» **THE TASK**
Give the count of lines that include the string "Error". Add nothing to it.

» **GIVEN DATA**
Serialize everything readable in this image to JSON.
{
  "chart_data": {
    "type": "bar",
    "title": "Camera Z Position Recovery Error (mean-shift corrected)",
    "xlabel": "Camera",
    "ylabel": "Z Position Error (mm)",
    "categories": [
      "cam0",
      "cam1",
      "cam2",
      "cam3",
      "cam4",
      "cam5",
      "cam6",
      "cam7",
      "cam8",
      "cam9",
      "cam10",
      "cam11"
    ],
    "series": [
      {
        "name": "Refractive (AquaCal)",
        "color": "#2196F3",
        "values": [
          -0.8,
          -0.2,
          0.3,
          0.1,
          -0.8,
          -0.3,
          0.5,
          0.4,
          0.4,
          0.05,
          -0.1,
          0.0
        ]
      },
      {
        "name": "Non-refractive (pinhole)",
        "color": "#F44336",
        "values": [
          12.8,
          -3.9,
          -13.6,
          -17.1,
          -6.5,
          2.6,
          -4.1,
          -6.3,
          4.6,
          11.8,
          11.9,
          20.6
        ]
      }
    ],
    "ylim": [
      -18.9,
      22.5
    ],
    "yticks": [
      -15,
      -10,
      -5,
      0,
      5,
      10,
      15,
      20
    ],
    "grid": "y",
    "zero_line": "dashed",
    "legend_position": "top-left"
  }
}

» **SOLVED EXERCISE**
2